▶ [Problem to work on]:
Copy every entry exactly as given, minus the images.

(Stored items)
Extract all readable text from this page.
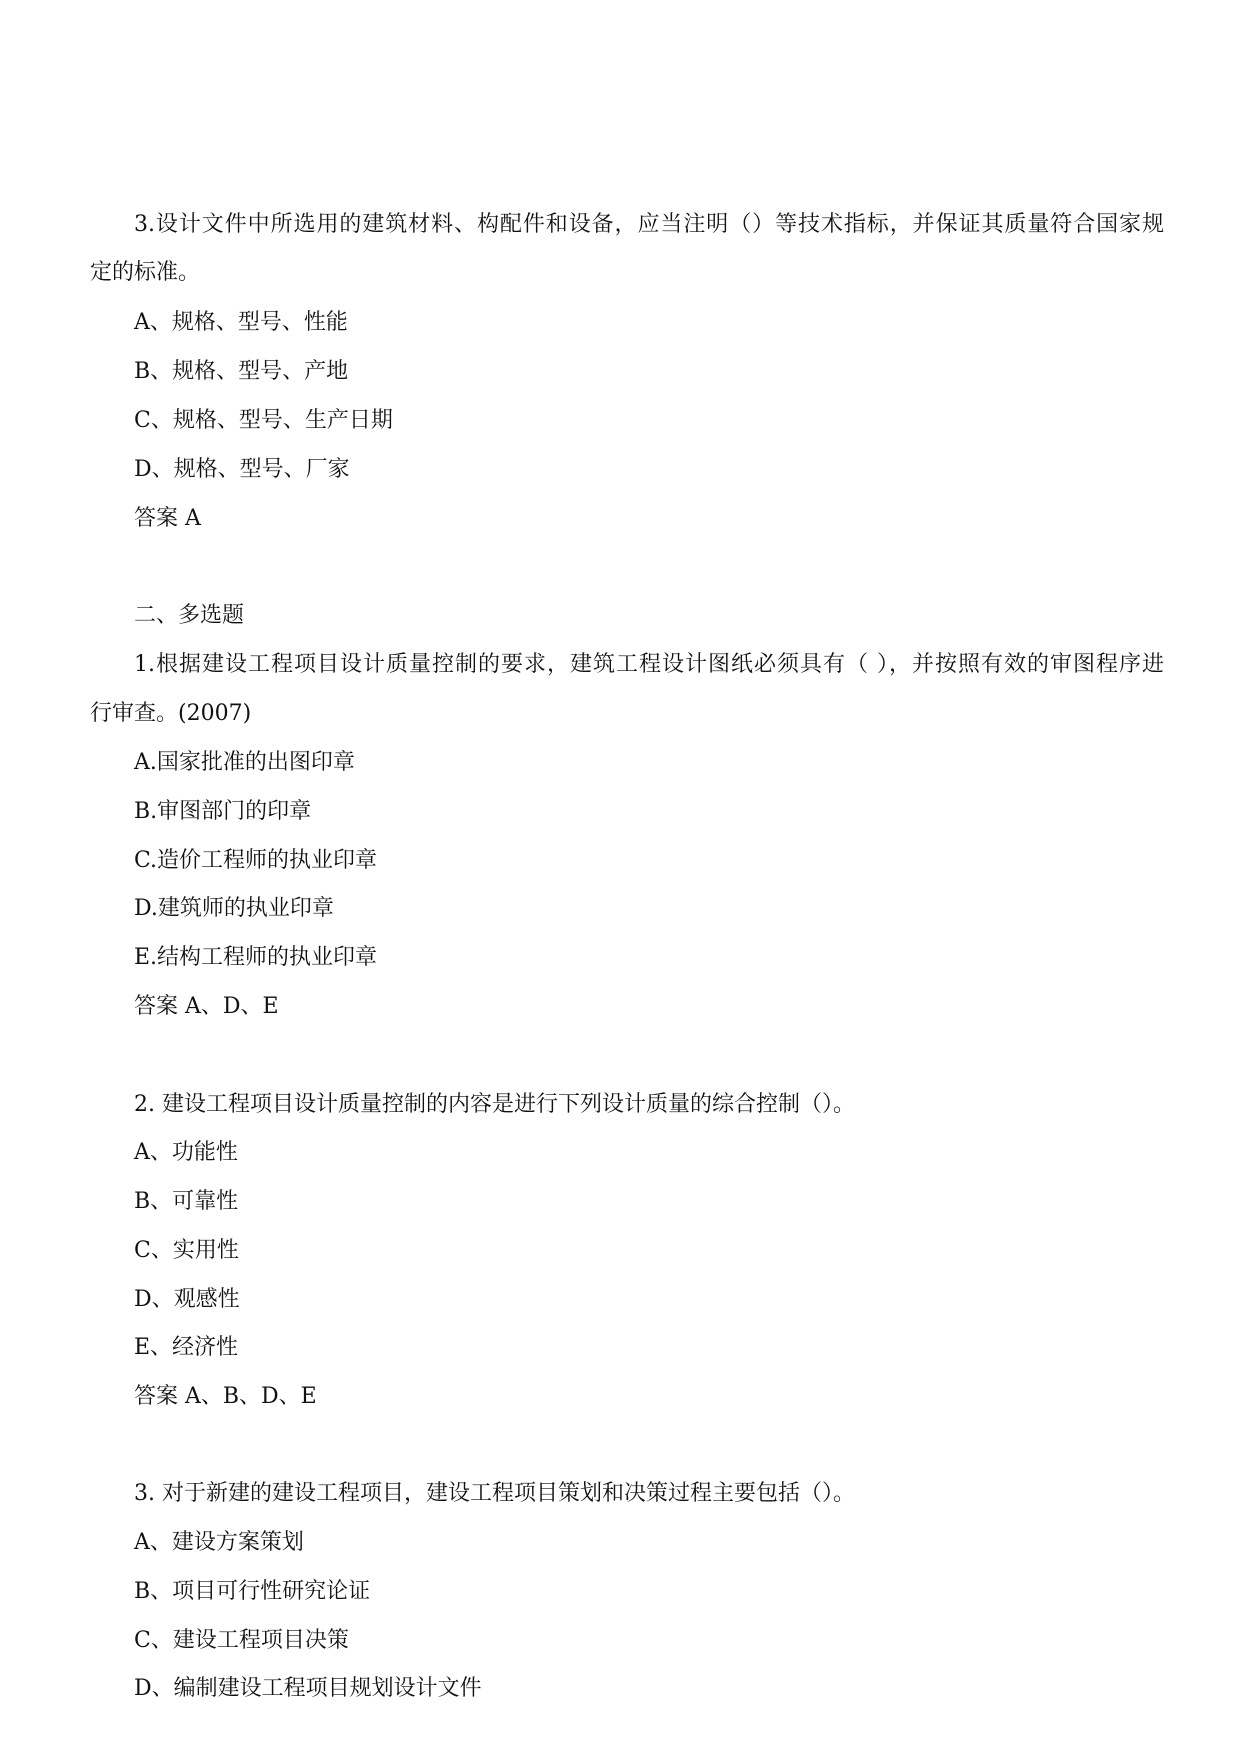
3.设计文件中所选用的建筑材料、构配件和设备，应当注明（）等技术指标，并保证其质量符合国家规
定的标准。
A、规格、型号、性能
B、规格、型号、产地
C、规格、型号、生产日期
D、规格、型号、厂家
答案 A
二、多选题
1.根据建设工程项目设计质量控制的要求，建筑工程设计图纸必须具有（ ），并按照有效的审图程序进
行审查。(2007)
A.国家批准的出图印章
B.审图部门的印章
C.造价工程师的执业印章
D.建筑师的执业印章
E.结构工程师的执业印章
答案 A、D、E
2. 建设工程项目设计质量控制的内容是进行下列设计质量的综合控制（）。
A、功能性
B、可靠性
C、实用性
D、观感性
E、经济性
答案 A、B、D、E
3. 对于新建的建设工程项目，建设工程项目策划和决策过程主要包括（）。
A、建设方案策划
B、项目可行性研究论证
C、建设工程项目决策
D、编制建设工程项目规划设计文件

▶ [Written solution]:
Extract all readable text from this page.
3.设计文件中所选用的建筑材料、构配件和设备，应当注明（）等技术指标，并保证其质量符合国家规
定的标准。
A、规格、型号、性能
B、规格、型号、产地
C、规格、型号、生产日期
D、规格、型号、厂家
答案 A
二、多选题
1.根据建设工程项目设计质量控制的要求，建筑工程设计图纸必须具有（ ），并按照有效的审图程序进
行审查。(2007)
A.国家批准的出图印章
B.审图部门的印章
C.造价工程师的执业印章
D.建筑师的执业印章
E.结构工程师的执业印章
答案 A、D、E
2. 建设工程项目设计质量控制的内容是进行下列设计质量的综合控制（）。
A、功能性
B、可靠性
C、实用性
D、观感性
E、经济性
答案 A、B、D、E
3. 对于新建的建设工程项目，建设工程项目策划和决策过程主要包括（）。
A、建设方案策划
B、项目可行性研究论证
C、建设工程项目决策
D、编制建设工程项目规划设计文件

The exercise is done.